**Objective**
Copy every line of the listing below word for word, and leave the pictures out of your copy.

--- start of Materials provided ---

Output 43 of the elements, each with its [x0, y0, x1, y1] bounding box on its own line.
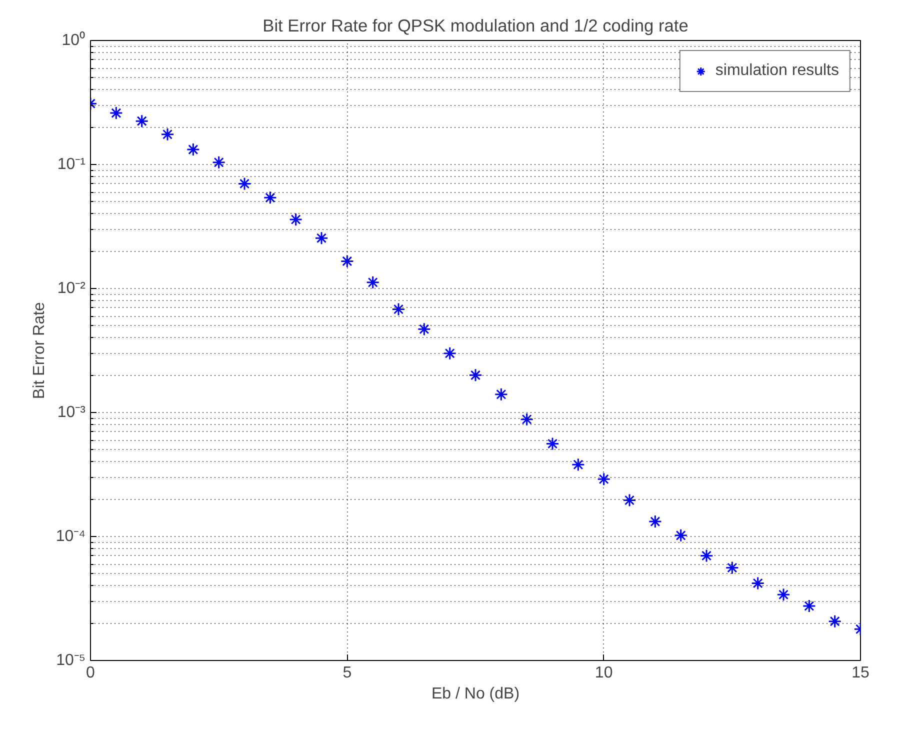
y-tick-label: 10⁻⁴	[56, 528, 86, 545]
point	[417, 322, 431, 336]
point	[648, 514, 662, 528]
point	[263, 190, 277, 204]
y-tick-label: 10⁻³	[57, 404, 86, 421]
x-tick-label: 5	[342, 664, 352, 682]
point	[366, 276, 380, 290]
point	[828, 614, 842, 628]
point	[468, 368, 482, 382]
x-tick-label: 15	[852, 664, 870, 682]
point	[289, 212, 303, 226]
point	[725, 560, 739, 574]
point	[314, 231, 328, 245]
point	[160, 128, 174, 142]
point	[340, 254, 354, 268]
point	[520, 412, 534, 426]
point	[622, 494, 636, 508]
point	[571, 458, 585, 472]
x-tick-label: 0	[86, 664, 96, 682]
x-tick-label: 10	[594, 664, 613, 682]
point	[597, 472, 611, 486]
point	[674, 528, 688, 542]
y-tick-label: 10⁻²	[57, 280, 86, 297]
point	[443, 346, 457, 360]
point	[135, 114, 149, 128]
legend-label: simulation results	[715, 62, 839, 80]
point	[238, 176, 252, 190]
point	[494, 388, 508, 402]
point	[700, 548, 714, 562]
y-axis-title: Bit Error Rate	[30, 302, 48, 399]
point	[802, 599, 816, 613]
x-axis-title: Eb / No (dB)	[431, 686, 520, 702]
point	[212, 156, 226, 170]
point	[751, 576, 765, 590]
y-tick-label: 10⁰	[62, 31, 86, 49]
point	[546, 436, 560, 450]
chart-title: Bit Error Rate for QPSK modulation and 1/2 coding rate	[262, 16, 688, 36]
point	[109, 106, 123, 120]
y-tick-label: 10⁻¹	[57, 156, 86, 173]
y-tick-label: 10⁻⁵	[56, 652, 86, 669]
point	[776, 588, 790, 602]
point	[392, 302, 406, 316]
point	[186, 142, 200, 156]
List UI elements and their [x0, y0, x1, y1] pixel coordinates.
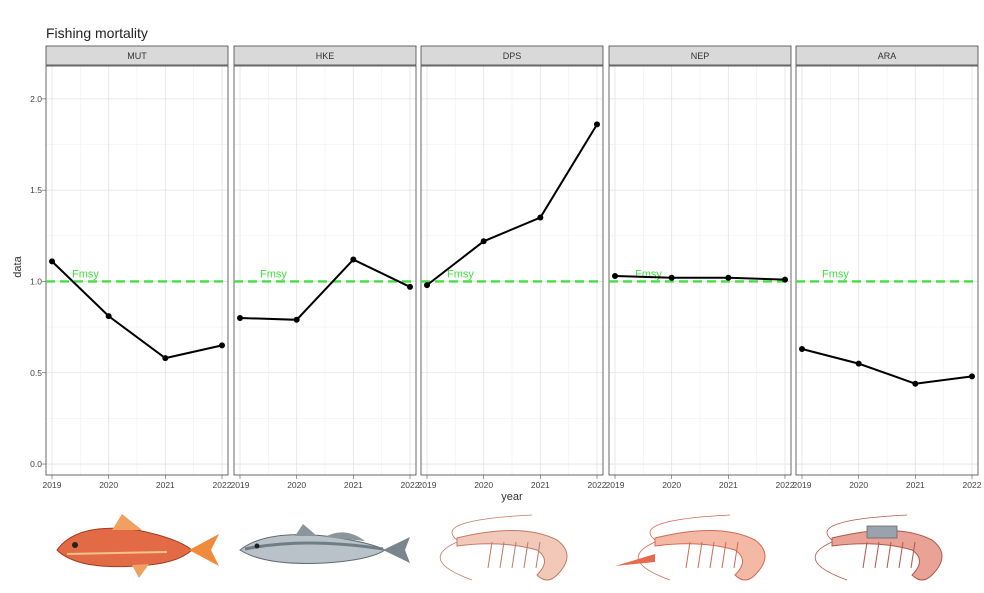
y-tick-label: 1.0 — [30, 276, 42, 286]
panel-border — [608, 65, 792, 476]
panel-border — [233, 65, 417, 476]
facet-strip — [45, 45, 229, 66]
y-tick-label: 0.5 — [30, 368, 42, 378]
y-axis-title: data — [12, 255, 24, 277]
data-point — [855, 360, 862, 367]
x-tick-label: 2020 — [474, 480, 493, 490]
data-point — [668, 274, 675, 281]
series-line-ara — [801, 348, 973, 385]
x-tick-label: 2021 — [531, 480, 550, 490]
data-point — [612, 272, 618, 279]
x-axis-title: year — [501, 491, 523, 503]
data-point — [407, 283, 413, 290]
series-line-dps — [426, 123, 598, 286]
facet-strip-label: DPS — [503, 51, 522, 61]
y-tick-label: 0.0 — [30, 459, 42, 469]
x-tick-label: 2020 — [849, 480, 868, 490]
deep-water-rose-shrimp-icon — [439, 514, 568, 581]
series-line-nep — [614, 274, 786, 281]
x-tick-label: 2022 — [588, 480, 607, 490]
panel-border — [45, 65, 229, 476]
data-point — [537, 214, 544, 221]
y-tick-label: 1.5 — [30, 185, 42, 195]
facet-strip — [608, 45, 792, 66]
facet-strip-label: NEP — [691, 51, 710, 61]
data-point — [162, 355, 169, 362]
fmsy-label: Fmsy — [447, 268, 474, 280]
facet-strip-label: MUT — [127, 51, 147, 61]
fmsy-label: Fmsy — [822, 268, 849, 280]
fmsy-label: Fmsy — [72, 268, 99, 280]
facet-strip — [795, 45, 979, 66]
x-tick-label: 2020 — [99, 480, 118, 490]
x-tick-label: 2022 — [213, 480, 232, 490]
data-point — [799, 346, 805, 353]
data-point — [594, 121, 600, 128]
x-tick-label: 2021 — [344, 480, 363, 490]
hake-fish-icon — [239, 524, 410, 564]
data-point — [725, 274, 732, 281]
x-tick-label: 2019 — [606, 480, 625, 490]
data-point — [49, 258, 55, 265]
x-tick-label: 2022 — [963, 480, 982, 490]
x-tick-label: 2022 — [401, 480, 420, 490]
chart-title: Fishing mortality — [46, 25, 148, 41]
data-point — [969, 373, 975, 380]
panel-border — [795, 65, 979, 476]
data-point — [293, 316, 300, 323]
data-point — [424, 282, 430, 289]
facet-hke: 2019 2020 2021 2022 HKE Fmsy — [231, 45, 420, 490]
facet-mut: 2019 2020 2021 2022 MUT Fmsy — [43, 45, 232, 490]
x-tick-label: 2021 — [906, 480, 925, 490]
x-tick-label: 2019 — [418, 480, 437, 490]
facet-strip — [233, 45, 417, 66]
facet-strip-label: ARA — [878, 51, 897, 61]
red-mullet-fish-icon — [56, 514, 219, 578]
facet-strip-label: HKE — [316, 51, 335, 61]
fmsy-label: Fmsy — [260, 268, 287, 280]
x-tick-label: 2019 — [231, 480, 250, 490]
x-tick-label: 2020 — [662, 480, 681, 490]
series-line-hke — [239, 258, 411, 321]
facet-dps: 2019 2020 2021 2022 DPS Fmsy — [418, 45, 607, 490]
series-line-mut — [51, 260, 223, 360]
facet-panels: 2019 2020 2021 2022 MUT Fmsy 2019 2020 2021 2022 H… — [43, 45, 982, 490]
x-tick-label: 2022 — [776, 480, 795, 490]
red-shrimp-icon — [814, 514, 943, 581]
facet-ara: 2019 2020 2021 2022 ARA Fmsy — [793, 45, 982, 490]
y-tick-label: 2.0 — [30, 94, 42, 104]
data-point — [105, 313, 112, 320]
species-illustrations — [56, 514, 943, 581]
data-point — [480, 238, 487, 245]
norway-lobster-icon — [615, 514, 766, 581]
fmsy-label: Fmsy — [635, 268, 662, 280]
data-point — [912, 380, 919, 387]
facet-nep: 2019 2020 2021 2022 NEP Fmsy — [606, 45, 795, 490]
panel-border — [420, 65, 604, 476]
data-point — [219, 342, 225, 349]
x-tick-label: 2020 — [287, 480, 306, 490]
facet-strip — [420, 45, 604, 66]
x-tick-label: 2021 — [156, 480, 175, 490]
x-tick-label: 2021 — [719, 480, 738, 490]
data-point — [350, 256, 357, 263]
x-tick-label: 2019 — [793, 480, 812, 490]
y-axis-ticks: 0.0 0.5 1.0 1.5 2.0 — [30, 94, 46, 469]
x-tick-label: 2019 — [43, 480, 62, 490]
data-point — [782, 276, 788, 283]
data-point — [237, 314, 243, 321]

--- end of Materials provided ---

**Output for this exercise**
Output 43 of the elements, each with its [x0, y0, x1, y1] bounding box on its own line.
y-tick-label: 10⁻⁴	[56, 528, 86, 545]
point	[417, 322, 431, 336]
point	[648, 514, 662, 528]
point	[263, 190, 277, 204]
y-tick-label: 10⁻³	[57, 404, 86, 421]
x-tick-label: 5	[342, 664, 352, 682]
point	[366, 276, 380, 290]
point	[828, 614, 842, 628]
point	[468, 368, 482, 382]
x-tick-label: 15	[852, 664, 870, 682]
point	[289, 212, 303, 226]
point	[725, 560, 739, 574]
point	[314, 231, 328, 245]
point	[160, 128, 174, 142]
point	[340, 254, 354, 268]
point	[520, 412, 534, 426]
point	[622, 494, 636, 508]
point	[571, 458, 585, 472]
x-tick-label: 0	[86, 664, 96, 682]
x-tick-label: 10	[594, 664, 613, 682]
point	[597, 472, 611, 486]
point	[674, 528, 688, 542]
y-tick-label: 10⁻²	[57, 280, 86, 297]
point	[443, 346, 457, 360]
point	[135, 114, 149, 128]
legend-label: simulation results	[715, 62, 839, 80]
point	[238, 176, 252, 190]
point	[494, 388, 508, 402]
point	[700, 548, 714, 562]
y-axis-title: Bit Error Rate	[30, 302, 48, 399]
point	[802, 599, 816, 613]
x-axis-title: Eb / No (dB)	[431, 686, 520, 702]
point	[212, 156, 226, 170]
point	[751, 576, 765, 590]
y-tick-label: 10⁰	[62, 31, 86, 49]
point	[546, 436, 560, 450]
chart-title: Bit Error Rate for QPSK modulation and 1/2 coding rate	[262, 16, 688, 36]
point	[109, 106, 123, 120]
y-tick-label: 10⁻¹	[57, 156, 86, 173]
y-tick-label: 10⁻⁵	[56, 652, 86, 669]
point	[776, 588, 790, 602]
point	[392, 302, 406, 316]
point	[186, 142, 200, 156]
List UI elements and their [x0, y0, x1, y1] pixel coordinates.
y-tick-label: 1.0 — [30, 276, 42, 286]
panel-border — [608, 65, 792, 476]
panel-border — [233, 65, 417, 476]
facet-strip — [45, 45, 229, 66]
y-tick-label: 0.5 — [30, 368, 42, 378]
y-axis-title: data — [12, 255, 24, 277]
data-point — [855, 360, 862, 367]
x-tick-label: 2020 — [474, 480, 493, 490]
data-point — [668, 274, 675, 281]
series-line-ara — [801, 348, 973, 385]
x-tick-label: 2021 — [531, 480, 550, 490]
data-point — [612, 272, 618, 279]
x-axis-title: year — [501, 491, 523, 503]
data-point — [407, 283, 413, 290]
series-line-dps — [426, 123, 598, 286]
facet-strip-label: DPS — [503, 51, 522, 61]
y-tick-label: 0.0 — [30, 459, 42, 469]
x-tick-label: 2020 — [849, 480, 868, 490]
deep-water-rose-shrimp-icon — [439, 514, 568, 581]
series-line-nep — [614, 274, 786, 281]
x-tick-label: 2022 — [588, 480, 607, 490]
panel-border — [45, 65, 229, 476]
data-point — [537, 214, 544, 221]
y-tick-label: 1.5 — [30, 185, 42, 195]
facet-strip — [608, 45, 792, 66]
facet-strip-label: NEP — [691, 51, 710, 61]
data-point — [162, 355, 169, 362]
fmsy-label: Fmsy — [447, 268, 474, 280]
facet-strip-label: MUT — [127, 51, 147, 61]
fmsy-label: Fmsy — [822, 268, 849, 280]
fmsy-label: Fmsy — [72, 268, 99, 280]
facet-strip — [795, 45, 979, 66]
x-tick-label: 2020 — [99, 480, 118, 490]
x-tick-label: 2022 — [213, 480, 232, 490]
data-point — [799, 346, 805, 353]
data-point — [594, 121, 600, 128]
x-tick-label: 2021 — [344, 480, 363, 490]
hake-fish-icon — [239, 524, 410, 564]
data-point — [725, 274, 732, 281]
x-tick-label: 2019 — [606, 480, 625, 490]
data-point — [49, 258, 55, 265]
x-tick-label: 2022 — [963, 480, 982, 490]
x-tick-label: 2022 — [401, 480, 420, 490]
chart-title: Fishing mortality — [46, 25, 148, 41]
data-point — [969, 373, 975, 380]
panel-border — [795, 65, 979, 476]
data-point — [293, 316, 300, 323]
data-point — [424, 282, 430, 289]
facet-hke: 2019 2020 2021 2022 HKE Fmsy — [231, 45, 420, 490]
facet-mut: 2019 2020 2021 2022 MUT Fmsy — [43, 45, 232, 490]
x-tick-label: 2021 — [906, 480, 925, 490]
x-tick-label: 2019 — [418, 480, 437, 490]
facet-strip — [233, 45, 417, 66]
facet-strip-label: ARA — [878, 51, 897, 61]
red-mullet-fish-icon — [56, 514, 219, 578]
facet-strip-label: HKE — [316, 51, 335, 61]
fmsy-label: Fmsy — [260, 268, 287, 280]
x-tick-label: 2019 — [231, 480, 250, 490]
x-tick-label: 2020 — [662, 480, 681, 490]
series-line-hke — [239, 258, 411, 321]
facet-dps: 2019 2020 2021 2022 DPS Fmsy — [418, 45, 607, 490]
series-line-mut — [51, 260, 223, 360]
facet-panels: 2019 2020 2021 2022 MUT Fmsy 2019 2020 2021 2022 H… — [43, 45, 982, 490]
x-tick-label: 2022 — [776, 480, 795, 490]
red-shrimp-icon — [814, 514, 943, 581]
facet-ara: 2019 2020 2021 2022 ARA Fmsy — [793, 45, 982, 490]
y-tick-label: 2.0 — [30, 94, 42, 104]
data-point — [105, 313, 112, 320]
species-illustrations — [56, 514, 943, 581]
data-point — [480, 238, 487, 245]
norway-lobster-icon — [615, 514, 766, 581]
fmsy-label: Fmsy — [635, 268, 662, 280]
data-point — [912, 380, 919, 387]
facet-nep: 2019 2020 2021 2022 NEP Fmsy — [606, 45, 795, 490]
panel-border — [420, 65, 604, 476]
data-point — [219, 342, 225, 349]
x-tick-label: 2020 — [287, 480, 306, 490]
facet-strip — [420, 45, 604, 66]
x-tick-label: 2021 — [156, 480, 175, 490]
x-tick-label: 2021 — [719, 480, 738, 490]
data-point — [350, 256, 357, 263]
x-tick-label: 2019 — [793, 480, 812, 490]
y-axis-ticks: 0.0 0.5 1.0 1.5 2.0 — [30, 94, 46, 469]
x-tick-label: 2019 — [43, 480, 62, 490]
data-point — [782, 276, 788, 283]
data-point — [237, 314, 243, 321]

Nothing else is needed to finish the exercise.